#### Goal
Output each line exactly as it appears, skipping any embedded picture.

━━━━━ Records to process

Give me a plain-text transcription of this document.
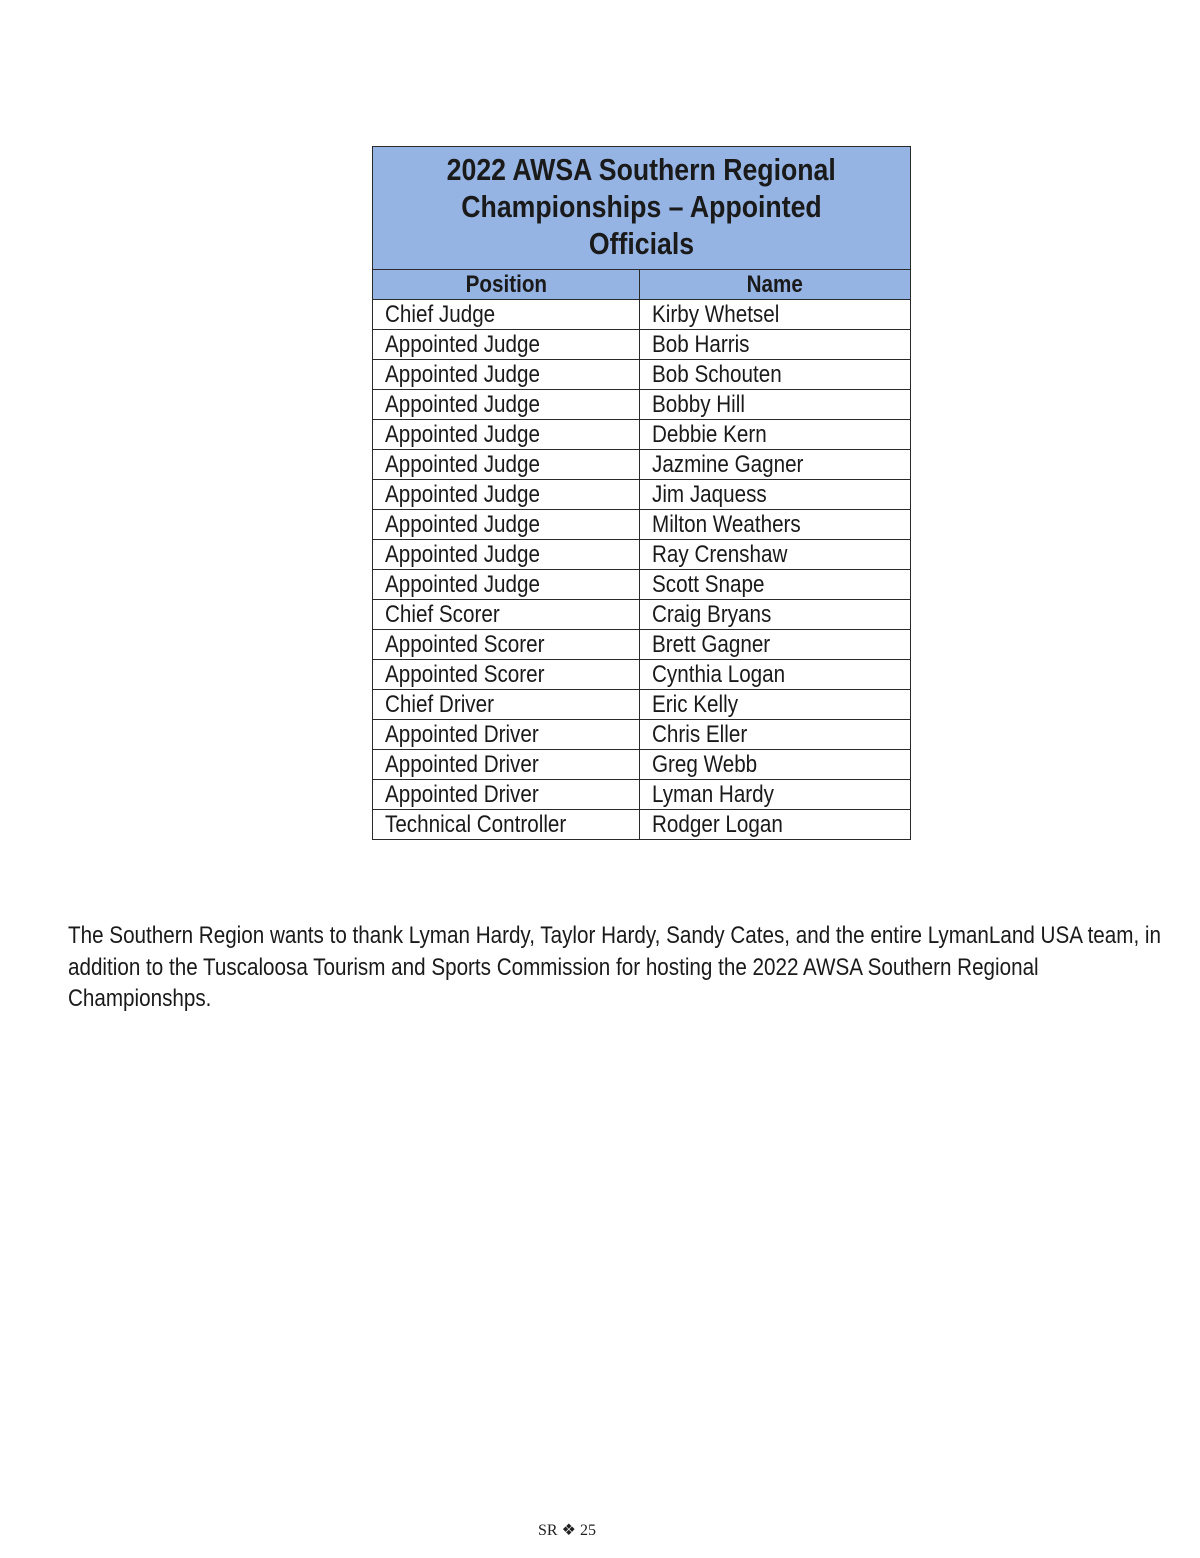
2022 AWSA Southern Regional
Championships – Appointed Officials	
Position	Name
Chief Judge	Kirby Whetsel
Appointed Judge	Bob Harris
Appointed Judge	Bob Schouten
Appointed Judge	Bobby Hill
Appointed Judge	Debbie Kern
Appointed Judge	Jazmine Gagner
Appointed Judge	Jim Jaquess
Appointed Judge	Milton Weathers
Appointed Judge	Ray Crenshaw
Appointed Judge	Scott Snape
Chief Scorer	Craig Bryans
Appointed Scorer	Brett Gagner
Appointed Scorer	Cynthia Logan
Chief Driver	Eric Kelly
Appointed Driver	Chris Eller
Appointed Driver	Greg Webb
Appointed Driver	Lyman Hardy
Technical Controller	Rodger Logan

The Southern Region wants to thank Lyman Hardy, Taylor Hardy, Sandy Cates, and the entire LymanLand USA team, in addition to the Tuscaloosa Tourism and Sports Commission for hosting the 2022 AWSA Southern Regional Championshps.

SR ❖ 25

━━━━━━━━━━

#### Exercise response
Give me a plain-text transcription of this document.
2022 AWSA Southern Regional
Championships – Appointed Officials	
Position	Name
Chief Judge	Kirby Whetsel
Appointed Judge	Bob Harris
Appointed Judge	Bob Schouten
Appointed Judge	Bobby Hill
Appointed Judge	Debbie Kern
Appointed Judge	Jazmine Gagner
Appointed Judge	Jim Jaquess
Appointed Judge	Milton Weathers
Appointed Judge	Ray Crenshaw
Appointed Judge	Scott Snape
Chief Scorer	Craig Bryans
Appointed Scorer	Brett Gagner
Appointed Scorer	Cynthia Logan
Chief Driver	Eric Kelly
Appointed Driver	Chris Eller
Appointed Driver	Greg Webb
Appointed Driver	Lyman Hardy
Technical Controller	Rodger Logan

The Southern Region wants to thank Lyman Hardy, Taylor Hardy, Sandy Cates, and the entire LymanLand USA team, in addition to the Tuscaloosa Tourism and Sports Commission for hosting the 2022 AWSA Southern Regional Championshps.

SR ❖ 25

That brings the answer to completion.